[Excerpt from a dataset]
--- Start ---

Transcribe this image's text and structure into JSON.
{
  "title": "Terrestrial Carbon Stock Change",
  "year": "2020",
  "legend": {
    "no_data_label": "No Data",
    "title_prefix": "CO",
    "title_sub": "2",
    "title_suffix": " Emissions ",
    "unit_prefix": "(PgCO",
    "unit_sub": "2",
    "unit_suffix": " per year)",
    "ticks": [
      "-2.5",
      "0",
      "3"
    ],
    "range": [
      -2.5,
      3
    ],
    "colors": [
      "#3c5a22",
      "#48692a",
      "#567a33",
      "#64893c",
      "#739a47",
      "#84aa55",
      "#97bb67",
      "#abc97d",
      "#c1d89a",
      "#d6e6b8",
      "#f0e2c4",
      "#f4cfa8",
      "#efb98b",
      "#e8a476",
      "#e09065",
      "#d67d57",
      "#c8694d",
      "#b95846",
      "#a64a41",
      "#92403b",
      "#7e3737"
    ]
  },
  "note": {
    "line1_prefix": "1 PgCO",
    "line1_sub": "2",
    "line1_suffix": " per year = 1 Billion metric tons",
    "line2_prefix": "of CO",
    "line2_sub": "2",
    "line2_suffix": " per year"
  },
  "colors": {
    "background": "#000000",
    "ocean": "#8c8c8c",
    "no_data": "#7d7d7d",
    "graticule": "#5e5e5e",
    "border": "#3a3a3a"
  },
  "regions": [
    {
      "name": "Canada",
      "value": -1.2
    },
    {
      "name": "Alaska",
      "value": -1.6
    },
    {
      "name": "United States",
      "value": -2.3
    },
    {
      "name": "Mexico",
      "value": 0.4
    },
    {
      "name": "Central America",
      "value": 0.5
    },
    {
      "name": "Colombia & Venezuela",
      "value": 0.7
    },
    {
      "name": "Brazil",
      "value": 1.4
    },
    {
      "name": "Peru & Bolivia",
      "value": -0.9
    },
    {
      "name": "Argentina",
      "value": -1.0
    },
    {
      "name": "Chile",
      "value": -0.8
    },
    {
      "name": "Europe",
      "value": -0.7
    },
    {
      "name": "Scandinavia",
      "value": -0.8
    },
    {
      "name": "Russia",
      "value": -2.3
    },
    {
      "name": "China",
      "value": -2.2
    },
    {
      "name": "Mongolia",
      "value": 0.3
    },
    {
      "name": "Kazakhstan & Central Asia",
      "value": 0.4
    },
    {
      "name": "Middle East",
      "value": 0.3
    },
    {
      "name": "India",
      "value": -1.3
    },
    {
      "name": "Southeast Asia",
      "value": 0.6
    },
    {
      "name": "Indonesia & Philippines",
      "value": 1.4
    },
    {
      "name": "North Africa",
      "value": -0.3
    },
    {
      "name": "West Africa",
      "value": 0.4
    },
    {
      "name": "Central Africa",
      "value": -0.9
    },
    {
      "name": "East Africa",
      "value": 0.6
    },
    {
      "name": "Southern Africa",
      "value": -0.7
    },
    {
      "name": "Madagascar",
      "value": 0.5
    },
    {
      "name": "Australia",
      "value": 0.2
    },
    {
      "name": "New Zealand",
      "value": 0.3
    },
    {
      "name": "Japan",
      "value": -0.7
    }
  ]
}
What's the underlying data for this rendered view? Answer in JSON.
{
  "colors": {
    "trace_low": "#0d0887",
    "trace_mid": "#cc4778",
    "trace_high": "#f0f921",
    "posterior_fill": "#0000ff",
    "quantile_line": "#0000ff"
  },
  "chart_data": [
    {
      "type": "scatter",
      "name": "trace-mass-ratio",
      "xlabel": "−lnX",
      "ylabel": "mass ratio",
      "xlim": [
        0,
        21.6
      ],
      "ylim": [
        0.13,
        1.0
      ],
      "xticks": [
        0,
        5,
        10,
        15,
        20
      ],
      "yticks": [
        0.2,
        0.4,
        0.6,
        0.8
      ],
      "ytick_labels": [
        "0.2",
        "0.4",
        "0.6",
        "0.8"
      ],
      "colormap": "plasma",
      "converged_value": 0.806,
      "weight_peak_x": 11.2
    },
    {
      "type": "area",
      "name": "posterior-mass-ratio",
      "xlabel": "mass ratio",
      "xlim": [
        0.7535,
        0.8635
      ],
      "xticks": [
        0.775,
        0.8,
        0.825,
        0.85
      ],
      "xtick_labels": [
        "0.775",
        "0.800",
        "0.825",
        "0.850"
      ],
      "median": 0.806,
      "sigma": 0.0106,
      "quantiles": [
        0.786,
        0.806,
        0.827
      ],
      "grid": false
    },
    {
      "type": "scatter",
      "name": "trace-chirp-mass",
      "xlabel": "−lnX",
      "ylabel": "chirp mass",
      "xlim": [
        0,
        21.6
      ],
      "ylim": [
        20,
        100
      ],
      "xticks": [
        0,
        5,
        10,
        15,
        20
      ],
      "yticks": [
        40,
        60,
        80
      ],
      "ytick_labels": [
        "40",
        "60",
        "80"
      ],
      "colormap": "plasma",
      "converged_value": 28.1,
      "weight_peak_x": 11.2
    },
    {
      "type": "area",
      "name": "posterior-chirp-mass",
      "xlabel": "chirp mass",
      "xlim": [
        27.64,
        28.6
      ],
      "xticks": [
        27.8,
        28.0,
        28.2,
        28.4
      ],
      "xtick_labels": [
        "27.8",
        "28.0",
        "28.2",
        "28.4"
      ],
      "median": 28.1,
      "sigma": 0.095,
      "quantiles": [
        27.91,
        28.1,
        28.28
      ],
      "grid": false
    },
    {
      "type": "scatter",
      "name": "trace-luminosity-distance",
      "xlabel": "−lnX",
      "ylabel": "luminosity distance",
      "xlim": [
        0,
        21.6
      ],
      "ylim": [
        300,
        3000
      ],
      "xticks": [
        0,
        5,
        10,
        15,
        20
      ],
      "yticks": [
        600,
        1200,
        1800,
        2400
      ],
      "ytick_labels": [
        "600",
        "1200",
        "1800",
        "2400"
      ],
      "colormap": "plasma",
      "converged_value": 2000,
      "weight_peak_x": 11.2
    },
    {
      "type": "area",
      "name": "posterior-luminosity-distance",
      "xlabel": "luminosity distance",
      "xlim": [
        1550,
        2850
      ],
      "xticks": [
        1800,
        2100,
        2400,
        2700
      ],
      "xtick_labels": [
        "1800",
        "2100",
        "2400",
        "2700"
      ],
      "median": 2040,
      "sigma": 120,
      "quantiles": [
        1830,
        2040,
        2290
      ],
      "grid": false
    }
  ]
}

--- End ---

= The problem =
Go through the listing and copy all of it exactly.

= Task answer =
Transcribe this image's text and structure into JSON.
{
  "title": "Terrestrial Carbon Stock Change",
  "year": "2020",
  "legend": {
    "no_data_label": "No Data",
    "title_prefix": "CO",
    "title_sub": "2",
    "title_suffix": " Emissions ",
    "unit_prefix": "(PgCO",
    "unit_sub": "2",
    "unit_suffix": " per year)",
    "ticks": [
      "-2.5",
      "0",
      "3"
    ],
    "range": [
      -2.5,
      3
    ],
    "colors": [
      "#3c5a22",
      "#48692a",
      "#567a33",
      "#64893c",
      "#739a47",
      "#84aa55",
      "#97bb67",
      "#abc97d",
      "#c1d89a",
      "#d6e6b8",
      "#f0e2c4",
      "#f4cfa8",
      "#efb98b",
      "#e8a476",
      "#e09065",
      "#d67d57",
      "#c8694d",
      "#b95846",
      "#a64a41",
      "#92403b",
      "#7e3737"
    ]
  },
  "note": {
    "line1_prefix": "1 PgCO",
    "line1_sub": "2",
    "line1_suffix": " per year = 1 Billion metric tons",
    "line2_prefix": "of CO",
    "line2_sub": "2",
    "line2_suffix": " per year"
  },
  "colors": {
    "background": "#000000",
    "ocean": "#8c8c8c",
    "no_data": "#7d7d7d",
    "graticule": "#5e5e5e",
    "border": "#3a3a3a"
  },
  "regions": [
    {
      "name": "Canada",
      "value": -1.2
    },
    {
      "name": "Alaska",
      "value": -1.6
    },
    {
      "name": "United States",
      "value": -2.3
    },
    {
      "name": "Mexico",
      "value": 0.4
    },
    {
      "name": "Central America",
      "value": 0.5
    },
    {
      "name": "Colombia & Venezuela",
      "value": 0.7
    },
    {
      "name": "Brazil",
      "value": 1.4
    },
    {
      "name": "Peru & Bolivia",
      "value": -0.9
    },
    {
      "name": "Argentina",
      "value": -1.0
    },
    {
      "name": "Chile",
      "value": -0.8
    },
    {
      "name": "Europe",
      "value": -0.7
    },
    {
      "name": "Scandinavia",
      "value": -0.8
    },
    {
      "name": "Russia",
      "value": -2.3
    },
    {
      "name": "China",
      "value": -2.2
    },
    {
      "name": "Mongolia",
      "value": 0.3
    },
    {
      "name": "Kazakhstan & Central Asia",
      "value": 0.4
    },
    {
      "name": "Middle East",
      "value": 0.3
    },
    {
      "name": "India",
      "value": -1.3
    },
    {
      "name": "Southeast Asia",
      "value": 0.6
    },
    {
      "name": "Indonesia & Philippines",
      "value": 1.4
    },
    {
      "name": "North Africa",
      "value": -0.3
    },
    {
      "name": "West Africa",
      "value": 0.4
    },
    {
      "name": "Central Africa",
      "value": -0.9
    },
    {
      "name": "East Africa",
      "value": 0.6
    },
    {
      "name": "Southern Africa",
      "value": -0.7
    },
    {
      "name": "Madagascar",
      "value": 0.5
    },
    {
      "name": "Australia",
      "value": 0.2
    },
    {
      "name": "New Zealand",
      "value": 0.3
    },
    {
      "name": "Japan",
      "value": -0.7
    }
  ]
}
What's the underlying data for this rendered view? Answer in JSON.
{
  "colors": {
    "trace_low": "#0d0887",
    "trace_mid": "#cc4778",
    "trace_high": "#f0f921",
    "posterior_fill": "#0000ff",
    "quantile_line": "#0000ff"
  },
  "chart_data": [
    {
      "type": "scatter",
      "name": "trace-mass-ratio",
      "xlabel": "−lnX",
      "ylabel": "mass ratio",
      "xlim": [
        0,
        21.6
      ],
      "ylim": [
        0.13,
        1.0
      ],
      "xticks": [
        0,
        5,
        10,
        15,
        20
      ],
      "yticks": [
        0.2,
        0.4,
        0.6,
        0.8
      ],
      "ytick_labels": [
        "0.2",
        "0.4",
        "0.6",
        "0.8"
      ],
      "colormap": "plasma",
      "converged_value": 0.806,
      "weight_peak_x": 11.2
    },
    {
      "type": "area",
      "name": "posterior-mass-ratio",
      "xlabel": "mass ratio",
      "xlim": [
        0.7535,
        0.8635
      ],
      "xticks": [
        0.775,
        0.8,
        0.825,
        0.85
      ],
      "xtick_labels": [
        "0.775",
        "0.800",
        "0.825",
        "0.850"
      ],
      "median": 0.806,
      "sigma": 0.0106,
      "quantiles": [
        0.786,
        0.806,
        0.827
      ],
      "grid": false
    },
    {
      "type": "scatter",
      "name": "trace-chirp-mass",
      "xlabel": "−lnX",
      "ylabel": "chirp mass",
      "xlim": [
        0,
        21.6
      ],
      "ylim": [
        20,
        100
      ],
      "xticks": [
        0,
        5,
        10,
        15,
        20
      ],
      "yticks": [
        40,
        60,
        80
      ],
      "ytick_labels": [
        "40",
        "60",
        "80"
      ],
      "colormap": "plasma",
      "converged_value": 28.1,
      "weight_peak_x": 11.2
    },
    {
      "type": "area",
      "name": "posterior-chirp-mass",
      "xlabel": "chirp mass",
      "xlim": [
        27.64,
        28.6
      ],
      "xticks": [
        27.8,
        28.0,
        28.2,
        28.4
      ],
      "xtick_labels": [
        "27.8",
        "28.0",
        "28.2",
        "28.4"
      ],
      "median": 28.1,
      "sigma": 0.095,
      "quantiles": [
        27.91,
        28.1,
        28.28
      ],
      "grid": false
    },
    {
      "type": "scatter",
      "name": "trace-luminosity-distance",
      "xlabel": "−lnX",
      "ylabel": "luminosity distance",
      "xlim": [
        0,
        21.6
      ],
      "ylim": [
        300,
        3000
      ],
      "xticks": [
        0,
        5,
        10,
        15,
        20
      ],
      "yticks": [
        600,
        1200,
        1800,
        2400
      ],
      "ytick_labels": [
        "600",
        "1200",
        "1800",
        "2400"
      ],
      "colormap": "plasma",
      "converged_value": 2000,
      "weight_peak_x": 11.2
    },
    {
      "type": "area",
      "name": "posterior-luminosity-distance",
      "xlabel": "luminosity distance",
      "xlim": [
        1550,
        2850
      ],
      "xticks": [
        1800,
        2100,
        2400,
        2700
      ],
      "xtick_labels": [
        "1800",
        "2100",
        "2400",
        "2700"
      ],
      "median": 2040,
      "sigma": 120,
      "quantiles": [
        1830,
        2040,
        2290
      ],
      "grid": false
    }
  ]
}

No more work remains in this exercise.